====== Records

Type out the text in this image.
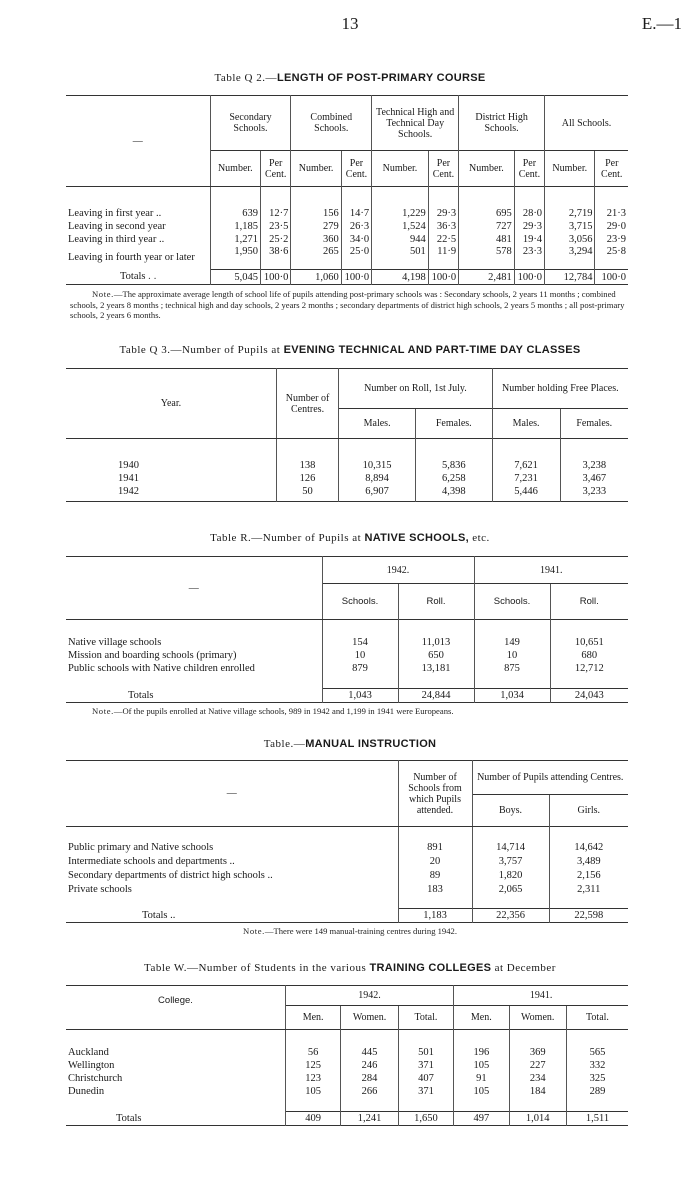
13	E.—1
Table Q 2.—LENGTH OF POST-PRIMARY COURSE
—	Secondary Schools.		Combined Schools.		Technical High and Technical Day Schools.		District High Schools.		All Schools.	
	Number.	Per Cent.	Number.	Per Cent.	Number.	Per Cent.	Number.	Per Cent.	Number.	Per Cent.

Leaving in first year ..	639	12·7	156	14·7	1,229	29·3	695	28·0	2,719	21·3
Leaving in second year	1,185	23·5	279	26·3	1,524	36·3	727	29·3	3,715	29·0
Leaving in third year ..	1,271	25·2	360	34·0	944	22·5	481	19·4	3,056	23·9
Leaving in fourth year or later	1,950	38·6	265	25·0	501	11·9	578	23·3	3,294	25·8
Totals ..	5,045	100·0	1,060	100·0	4,198	100·0	2,481	100·0	12,784	100·0
Note.—The approximate average length of school life of pupils attending post-primary schools was : Secondary schools, 2 years 11 months ; combined schools, 2 years 8 months ; technical high and day schools, 2 years 2 months ; secondary departments of district high schools, 2 years 5 months ; all post-primary schools, 2 years 6 months.
Table Q 3.—Number of Pupils at EVENING TECHNICAL AND PART-TIME DAY CLASSES
Year.	Number of Centres.	Number on Roll, 1st July.		Number holding Free Places.	
		Males.	Females.	Males.	Females.

1940	138	10,315	5,836	7,621	3,238
1941	126	8,894	6,258	7,231	3,467
1942	50	6,907	4,398	5,446	3,233

Table R.—Number of Pupils at NATIVE SCHOOLS, etc.
—	1942.		1941.	
	Schools.	Roll.	Schools.	Roll.

Native village schools	154	11,013	149	10,651
Mission and boarding schools (primary)	10	650	10	680
Public schools with Native children enrolled	879	13,181	875	12,712

Totals	1,043	24,844	1,034	24,043
Note.—Of the pupils enrolled at Native village schools, 989 in 1942 and 1,199 in 1941 were Europeans.
Table.—MANUAL INSTRUCTION
—	Number of Schools from which Pupils attended.	Number of Pupils attending Centres.	
		Boys.	Girls.

Public primary and Native schools	891	14,714	14,642
Intermediate schools and departments ..	20	3,757	3,489
Secondary departments of district high schools ..	89	1,820	2,156
Private schools	183	2,065	2,311

Totals ..	1,183	22,356	22,598
Note.—There were 149 manual-training centres during 1942.
Table W.—Number of Students in the various TRAINING COLLEGES at December
College.	1942.			1941.		
	Men.	Women.	Total.	Men.	Women.	Total.

Auckland	56	445	501	196	369	565
Wellington	125	246	371	105	227	332
Christchurch	123	284	407	91	234	325
Dunedin	105	266	371	105	184	289

Totals	409	1,241	1,650	497	1,014	1,511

============

Given request: Pull every line containing the word "Note" out of the entries above.

Output below:
Note.—The approximate average length of school life of pupils attending post-primary schools was : Secondary schools, 2 years 11 months ; combined schools, 2 years 8 months ; technical high and day schools, 2 years 2 months ; secondary departments of district high schools, 2 years 5 months ; all post-primary schools, 2 years 6 months.
Note.—Of the pupils enrolled at Native village schools, 989 in 1942 and 1,199 in 1941 were Europeans.
Note.—There were 149 manual-training centres during 1942.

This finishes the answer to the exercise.